Given problem:
Look over the entries that follow and work out how many lines contain "Antill". State the number only.

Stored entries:

========================================

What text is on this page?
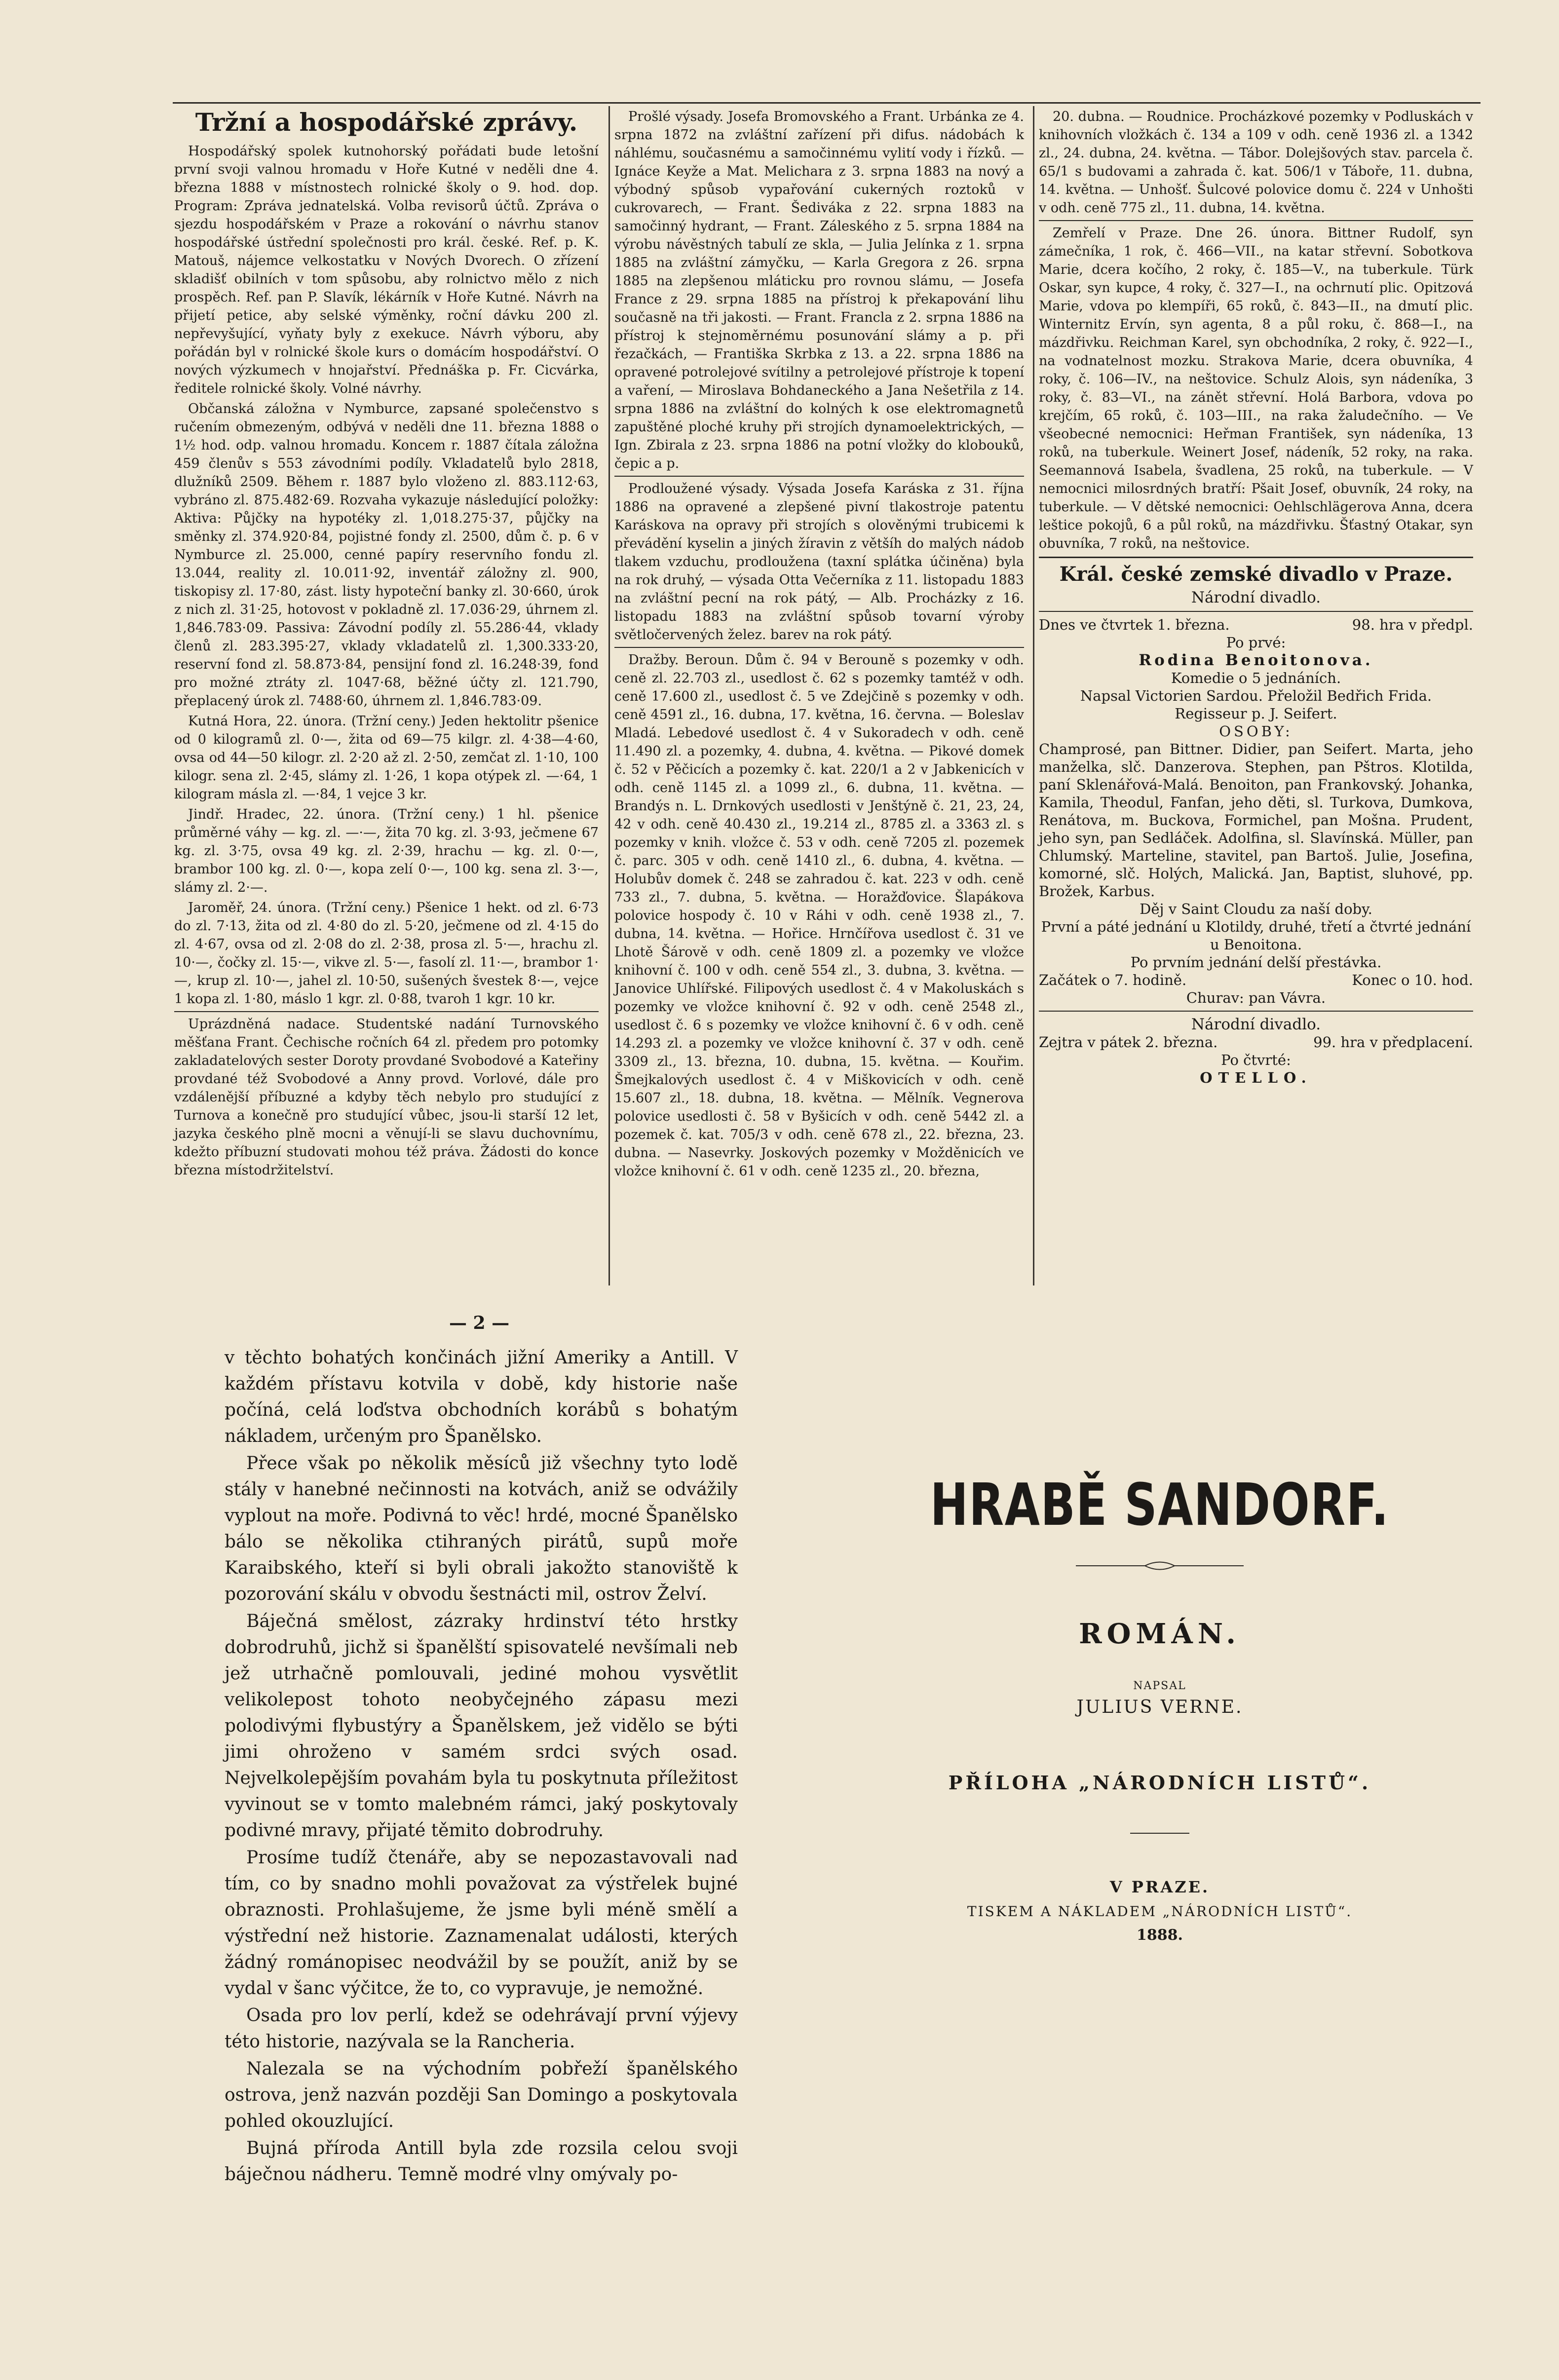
Tržní a hospodářské zprávy.

Hospodářský spolek kutnohorský pořádati bude letošní první svoji valnou hromadu v Hoře Kutné v neděli dne 4. března 1888 v místnostech rolnické školy o 9. hod. dop. Program: Zpráva jednatelská. Volba revisorů účtů. Zpráva o sjezdu hospodářském v Praze a rokování o návrhu stanov hospodářské ústřední společnosti pro král. české. Ref. p. K. Matouš, nájemce velkostatku v Nových Dvorech. O zřízení skladišť obilních v tom spůsobu, aby rolnictvo mělo z nich prospěch. Ref. pan P. Slavík, lékárník v Hoře Kutné. Návrh na přijetí petice, aby selské výměnky, roční dávku 200 zl. nepřevyšující, vyňaty byly z exekuce. Návrh výboru, aby pořádán byl v rolnické škole kurs o domácím hospodářství. O nových výzkumech v hnojařství. Přednáška p. Fr. Cicvárka, ředitele rolnické školy. Volné návrhy.

Občanská záložna v Nymburce, zapsané společenstvo s ručením obmezeným, odbývá v neděli dne 11. března 1888 o 1½ hod. odp. valnou hromadu. Koncem r. 1887 čítala záložna 459 členův s 553 závodními podíly. Vkladatelů bylo 2818, dlužníků 2509. Během r. 1887 bylo vloženo zl. 883.112·63, vybráno zl. 875.482·69. Rozvaha vykazuje následující položky: Aktiva: Půjčky na hypotéky zl. 1,018.275·37, půjčky na směnky zl. 374.920·84, pojistné fondy zl. 2500, dům č. p. 6 v Nymburce zl. 25.000, cenné papíry reservního fondu zl. 13.044, reality zl. 10.011·92, inventář záložny zl. 900, tiskopisy zl. 17·80, zást. listy hypoteční banky zl. 30·660, úrok z nich zl. 31·25, hotovost v pokladně zl. 17.036·29, úhrnem zl. 1,846.783·09. Passiva: Závodní podíly zl. 55.286·44, vklady členů zl. 283.395·27, vklady vkladatelů zl. 1,300.333·20, reservní fond zl. 58.873·84, pensijní fond zl. 16.248·39, fond pro možné ztráty zl. 1047·68, běžné účty zl. 121.790, přeplacený úrok zl. 7488·60, úhrnem zl. 1,846.783·09.

Kutná Hora, 22. února. (Tržní ceny.) Jeden hektolitr pšenice od 0 kilogramů zl. 0·—, žita od 69—75 kilgr. zl. 4·38—4·60, ovsa od 44—50 kilogr. zl. 2·20 až zl. 2·50, zemčat zl. 1·10, 100 kilogr. sena zl. 2·45, slámy zl. 1·26, 1 kopa otýpek zl. —·64, 1 kilogram másla zl. —·84, 1 vejce 3 kr.

Jindř. Hradec, 22. února. (Tržní ceny.) 1 hl. pšenice průměrné váhy — kg. zl. —·—, žita 70 kg. zl. 3·93, ječmene 67 kg. zl. 3·75, ovsa 49 kg. zl. 2·39, hrachu — kg. zl. 0·—, brambor 100 kg. zl. 0·—, kopa zelí 0·—, 100 kg. sena zl. 3·—, slámy zl. 2·—.

Jaroměř, 24. února. (Tržní ceny.) Pšenice 1 hekt. od zl. 6·73 do zl. 7·13, žita od zl. 4·80 do zl. 5·20, ječmene od zl. 4·15 do zl. 4·67, ovsa od zl. 2·08 do zl. 2·38, prosa zl. 5·—, hrachu zl. 10·—, čočky zl. 15·—, vikve zl. 5·—, fasolí zl. 11·—, brambor 1·—, krup zl. 10·—, jahel zl. 10·50, sušených švestek 8·—, vejce 1 kopa zl. 1·80, máslo 1 kgr. zl. 0·88, tvaroh 1 kgr. 10 kr.

Uprázdněná nadace. Studentské nadání Turnovského měšťana Frant. Čechische ročních 64 zl. předem pro potomky zakladatelových sester Doroty provdané Svobodové a Kateřiny provdané též Svobodové a Anny provd. Vorlové, dále pro vzdálenější příbuzné a kdyby těch nebylo pro studující z Turnova a konečně pro studující vůbec, jsou-li starší 12 let, jazyka českého plně mocni a věnují-li se slavu duchovnímu, kdežto příbuzní studovati mohou též práva. Žádosti do konce března místodržitelství.

Prošlé výsady. Josefa Bromovského a Frant. Urbánka ze 4. srpna 1872 na zvláštní zařízení při difus. nádobách k náhlému, současnému a samočinnému vylití vody i řízků. — Ignáce Keyže a Mat. Melichara z 3. srpna 1883 na nový a výbodný spůsob vypařování cukerných roztoků v cukrovarech, — Frant. Šediváka z 22. srpna 1883 na samočinný hydrant, — Frant. Záleského z 5. srpna 1884 na výrobu návěstných tabulí ze skla, — Julia Jelínka z 1. srpna 1885 na zvláštní zámyčku, — Karla Gregora z 26. srpna 1885 na zlepšenou mláticku pro rovnou slámu, — Josefa France z 29. srpna 1885 na přístroj k překapování lihu současně na tři jakosti. — Frant. Francla z 2. srpna 1886 na přístroj k stejnoměrnému posunování slámy a p. při řezačkách, — Františka Skrbka z 13. a 22. srpna 1886 na opravené potrolejové svítilny a petrolejové přístroje k topení a vaření, — Miroslava Bohdaneckého a Jana Nešetřila z 14. srpna 1886 na zvláštní do kolných k ose elektromagnetů zapuštěné ploché kruhy při strojích dynamoelektrických, — Ign. Zbirala z 23. srpna 1886 na potní vložky do klobouků, čepic a p.

Prodloužené výsady. Výsada Josefa Karáska z 31. října 1886 na opravené a zlepšené pivní tlakostroje patentu Karáskova na opravy při strojích s olověnými trubicemi k převádění kyselin a jiných žíravin z většíh do malých nádob tlakem vzduchu, prodloužena (taxní splátka účiněna) byla na rok druhý, — výsada Otta Večerníka z 11. listopadu 1883 na zvláštní pecní na rok pátý, — Alb. Procházky z 16. listopadu 1883 na zvláštní spůsob tovarní výroby světločervených želez. barev na rok pátý.

Dražby. Beroun. Dům č. 94 v Berouně s pozemky v odh. ceně zl. 22.703 zl., usedlost č. 62 s pozemky tamtéž v odh. ceně 17.600 zl., usedlost č. 5 ve Zdejčině s pozemky v odh. ceně 4591 zl., 16. dubna, 17. května, 16. června. — Boleslav Mladá. Lebedové usedlost č. 4 v Sukoradech v odh. ceně 11.490 zl. a pozemky, 4. dubna, 4. května. — Pikové domek č. 52 v Pěčicích a pozemky č. kat. 220/1 a 2 v Jabkenicích v odh. ceně 1145 zl. a 1099 zl., 6. dubna, 11. května. — Brandýs n. L. Drnkových usedlosti v Jenštýně č. 21, 23, 24, 42 v odh. ceně 40.430 zl., 19.214 zl., 8785 zl. a 3363 zl. s pozemky v knih. vložce č. 53 v odh. ceně 7205 zl. pozemek č. parc. 305 v odh. ceně 1410 zl., 6. dubna, 4. května. — Holubův domek č. 248 se zahradou č. kat. 223 v odh. ceně 733 zl., 7. dubna, 5. května. — Horažďovice. Šlapákova polovice hospody č. 10 v Ráhi v odh. ceně 1938 zl., 7. dubna, 14. května. — Hořice. Hrnčířova usedlost č. 31 ve Lhotě Šárově v odh. ceně 1809 zl. a pozemky ve vložce knihovní č. 100 v odh. ceně 554 zl., 3. dubna, 3. května. — Janovice Uhlířské. Filipových usedlost č. 4 v Makoluskách s pozemky ve vložce knihovní č. 92 v odh. ceně 2548 zl., usedlost č. 6 s pozemky ve vložce knihovní č. 6 v odh. ceně 14.293 zl. a pozemky ve vložce knihovní č. 37 v odh. ceně 3309 zl., 13. března, 10. dubna, 15. května. — Kouřim. Šmejkalových usedlost č. 4 v Miškovicích v odh. ceně 15.607 zl., 18. dubna, 18. května. — Mělník. Vegnerova polovice usedlosti č. 58 v Byšicích v odh. ceně 5442 zl. a pozemek č. kat. 705/3 v odh. ceně 678 zl., 22. března, 23. dubna. — Nasevrky. Joskových pozemky v Možděnicích ve vložce knihovní č. 61 v odh. ceně 1235 zl., 20. března,

20. dubna. — Roudnice. Procházkové pozemky v Podluskách v knihovních vložkách č. 134 a 109 v odh. ceně 1936 zl. a 1342 zl., 24. dubna, 24. května. — Tábor. Dolejšových stav. parcela č. 65/1 s budovami a zahrada č. kat. 506/1 v Táboře, 11. dubna, 14. května. — Unhošť. Šulcové polovice domu č. 224 v Unhošti v odh. ceně 775 zl., 11. dubna, 14. května.

Zemřelí v Praze. Dne 26. února. Bittner Rudolf, syn zámečníka, 1 rok, č. 466—VII., na katar střevní. Sobotkova Marie, dcera kočího, 2 roky, č. 185—V., na tuberkule. Türk Oskar, syn kupce, 4 roky, č. 327—I., na ochrnutí plic. Opitzová Marie, vdova po klempíři, 65 roků, č. 843—II., na dmutí plic. Winternitz Ervín, syn agenta, 8 a půl roku, č. 868—I., na mázdřivku. Reichman Karel, syn obchodníka, 2 roky, č. 922—I., na vodnatelnost mozku. Strakova Marie, dcera obuvníka, 4 roky, č. 106—IV., na neštovice. Schulz Alois, syn nádeníka, 3 roky, č. 83—VI., na zánět střevní. Holá Barbora, vdova po krejčím, 65 roků, č. 103—III., na raka žaludečního. — Ve všeobecné nemocnici: Heřman František, syn nádeníka, 13 roků, na tuberkule. Weinert Josef, nádeník, 52 roky, na raka. Seemannová Isabela, švadlena, 25 roků, na tuberkule. — V nemocnici milosrdných bratří: Pšait Josef, obuvník, 24 roky, na tuberkule. — V dětské nemocnici: Oehlschlägerova Anna, dcera leštice pokojů, 6 a půl roků, na mázdřivku. Šťastný Otakar, syn obuvníka, 7 roků, na neštovice.

Král. české zemské divadlo v Praze.
Národní divadlo.
Dnes ve čtvrtek 1. března.	98. hra v předpl.
Po prvé:
Rodina Benoitonova.
Komedie o 5 jednáních.
Napsal Victorien Sardou. Přeložil Bedřich Frida.
Regisseur p. J. Seifert.
OSOBY:

Champrosé, pan Bittner. Didier, pan Seifert. Marta, jeho manželka, slč. Danzerova. Stephen, pan Pštros. Klotilda, paní Sklenářová-Malá. Benoiton, pan Frankovský. Johanka, Kamila, Theodul, Fanfan, jeho děti, sl. Turkova, Dumkova, Renátova, m. Buckova, Formichel, pan Mošna. Prudent, jeho syn, pan Sedláček. Adolfina, sl. Slavínská. Müller, pan Chlumský. Marteline, stavitel, pan Bartoš. Julie, Josefina, komorné, slč. Holých, Malická. Jan, Baptist, sluhové, pp. Brožek, Karbus.

Děj v Saint Cloudu za naší doby.
První a páté jednání u Klotildy, druhé, třetí a čtvrté jednání u Benoitona.
Po prvním jednání delší přestávka.
Začátek o 7. hodině.	Konec o 10. hod.
Churav: pan Vávra.
Národní divadlo.
Zejtra v pátek 2. března.	99. hra v předplacení.
Po čtvrté:
OTELLO.
— 2 —

v těchto bohatých končinách jižní Ameriky a Antill. V každém přístavu kotvila v době, kdy historie naše počíná, celá loďstva obchodních korábů s bohatým nákladem, určeným pro Španělsko.

Přece však po několik měsíců již všechny tyto lodě stály v hanebné nečinnosti na kotvách, aniž se odvážily vyplout na moře. Podivná to věc! hrdé, mocné Španělsko bálo se několika ctihraných pirátů, supů moře Karaibského, kteří si byli obrali jakožto stanoviště k pozorování skálu v obvodu šestnácti mil, ostrov Želví.

Báječná smělost, zázraky hrdinství této hrstky dobrodruhů, jichž si španělští spisovatelé nevšímali neb jež utrhačně pomlouvali, jediné mohou vysvětlit velikolepost tohoto neobyčejného zápasu mezi polodivými flybustýry a Španělskem, jež vidělo se býti jimi ohroženo v samém srdci svých osad. Nejvelkolepějším povahám byla tu poskytnuta příležitost vyvinout se v tomto malebném rámci, jaký poskytovaly podivné mravy, přijaté těmito dobrodruhy.

Prosíme tudíž čtenáře, aby se nepozastavovali nad tím, co by snadno mohli považovat za výstřelek bujné obraznosti. Prohlašujeme, že jsme byli méně smělí a výstřední než historie. Zaznamenalat události, kterých žádný románopisec neodvážil by se použít, aniž by se vydal v šanc výčitce, že to, co vypravuje, je nemožné.

Osada pro lov perlí, kdež se odehrávají první výjevy této historie, nazývala se la Rancheria.

Nalezala se na východním pobřeží španělského ostrova, jenž nazván později San Domingo a poskytovala pohled okouzlující.

Bujná příroda Antill byla zde rozsila celou svoji báječnou nádheru. Temně modré vlny omývaly po-

HRABĚ SANDORF.
ROMÁN.
NAPSAL
JULIUS VERNE.
PŘÍLOHA „NÁRODNÍCH LISTŮ“.
V PRAZE.
TISKEM A NÁKLADEM „NÁRODNÍCH LISTŮ“.
1888.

========================================

Result of this task:
2